-------- Document

KIsSME — using artificial intelligence to recognize critical traffic situations

In the joint project KIsSME, Bosch Research developed a software prototype for test drives with highly automated vehicles. With the help of artificial intelligence, critical traffic situations are distinguished from non-critical ones, recognized, stored and analyzed. This process increases the information density for the development and testing of automated driving functions and significantly reduces the volume of data required.

The Bosch team from the funding project stands in front of the EVA shuttle, a Bosch demonstrator from "KIsSME".

Brake, accelerate, look over their shoulder — experienced drivers seem to steer their vehicles through traffic without a second thought. Their experience helps them to make the right and safe decision, even in unfamiliar or critical situations. Abrupt braking of the vehicle in front, overtaking a truck on the highway or a traffic light that suddenly turns yellow: The human brain processes the situation in fractions of a second, evaluates it and prompts the hands and feet to make appropriate maneuvers.

Already, assistance systems support people in such situations and make driving safer, more efficient and more comfortable. In the partially and fully automated driving of the future, this will happen to an even greater extent. In the distant future, vehicles will transport people and goods from A to B completely autonomously and make reliable and safe decisions in real time. But we are not there yet. Many systems and solutions need to be developed and tested on the path to this goal.

During test drives for environmental detection, sensors, not people, record all the information generated in traffic. They keep an eye on the surroundings as well as the condition of the automated vehicle. Huge amounts of data of several gigabytes per second are generated, unfiltered. Processing, storing and analyzing this information is immensely cost-intensive, time-consuming and hardly or not at all manageable with conventional methods. In addition, this is often not very efficient for test drives, because every test drive is carried out under a certain premise: For example, the automated system can be tested at a junction, in moving traffic or in coordination with other vehicles. Each situation requires a different focus of environmental detection.

Based on artificial intelligence, the software identifies critical traffic situations according to parameters determined in advance of the test drive.

Dr. Daniel Schmidt, research engineer automated driving functions at Bosch Research

Efficient filtering with AI

If the data recorded by sensors during test drives could be filtered to suit the specific situation, this would contribute to the efficiency of test drives and the faster development of automated vehicle systems. A team from Bosch Research led by Dr. Daniel Schmidt, research engineer in the field of evaluating automated driving functions and Bosch’s KIsSME coordinator, has achieved just that. It developed a software prototype for use in test drives with automated vehicles as part of the “KIsSME” joint project funded by the Federal Ministry for Economic Affairs and Climate Change. The acronym stands for: “Artificial intelligence for selective near-real-time recording of scenario and maneuver data in the testing of highly automated vehicles”. What is the prototype capable of? “Based on artificial intelligence, the software identifies critical traffic situations according to parameters determined in advance of the test drive,” says Daniel Schmidt.

----------------
-------- Excerpted data

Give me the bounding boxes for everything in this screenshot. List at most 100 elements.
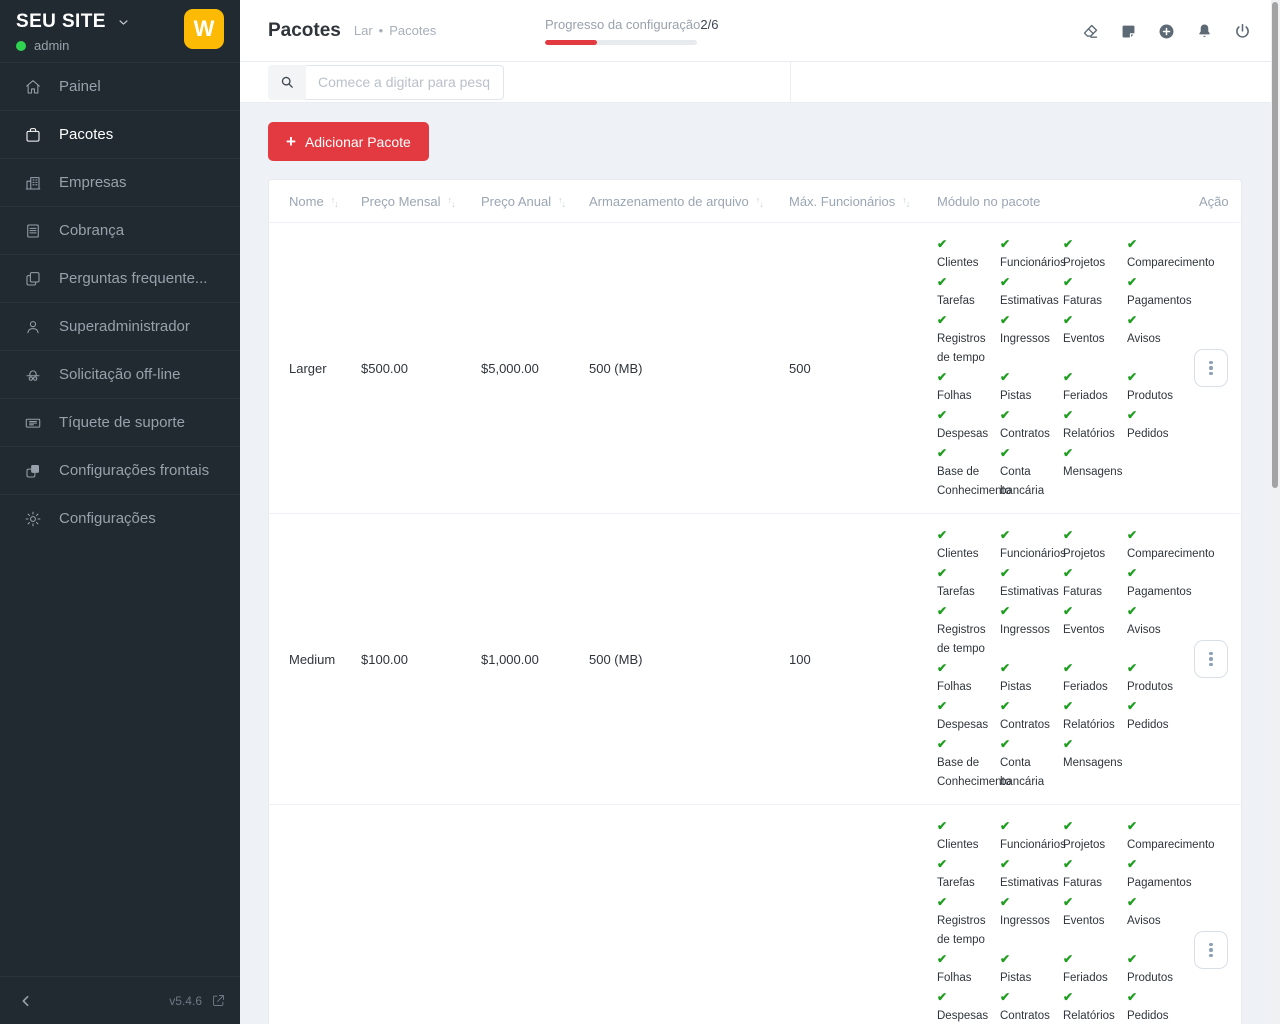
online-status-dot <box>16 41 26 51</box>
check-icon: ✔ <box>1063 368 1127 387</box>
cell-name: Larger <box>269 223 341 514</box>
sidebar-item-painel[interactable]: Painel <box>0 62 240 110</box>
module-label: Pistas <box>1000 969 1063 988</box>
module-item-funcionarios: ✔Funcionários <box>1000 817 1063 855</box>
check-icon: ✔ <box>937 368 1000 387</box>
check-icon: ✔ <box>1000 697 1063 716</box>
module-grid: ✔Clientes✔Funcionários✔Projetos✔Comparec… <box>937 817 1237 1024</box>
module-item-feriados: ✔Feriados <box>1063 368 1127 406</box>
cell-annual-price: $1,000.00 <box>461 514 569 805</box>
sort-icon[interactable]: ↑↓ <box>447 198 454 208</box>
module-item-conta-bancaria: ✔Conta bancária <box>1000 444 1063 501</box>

----------------

Task prompt
Answer these questions using the KIsSME article.
(a) Which ministry funded the KIsSME joint project?
(b) How much data is generated per second during test drives?
(c) What is the name of the Bosch demonstrator from KIsSME?

Solved problem
(a) The Federal Ministry for Economic Affairs and Climate Change.
(b) Several gigabytes per second.
(c) The EVA shuttle.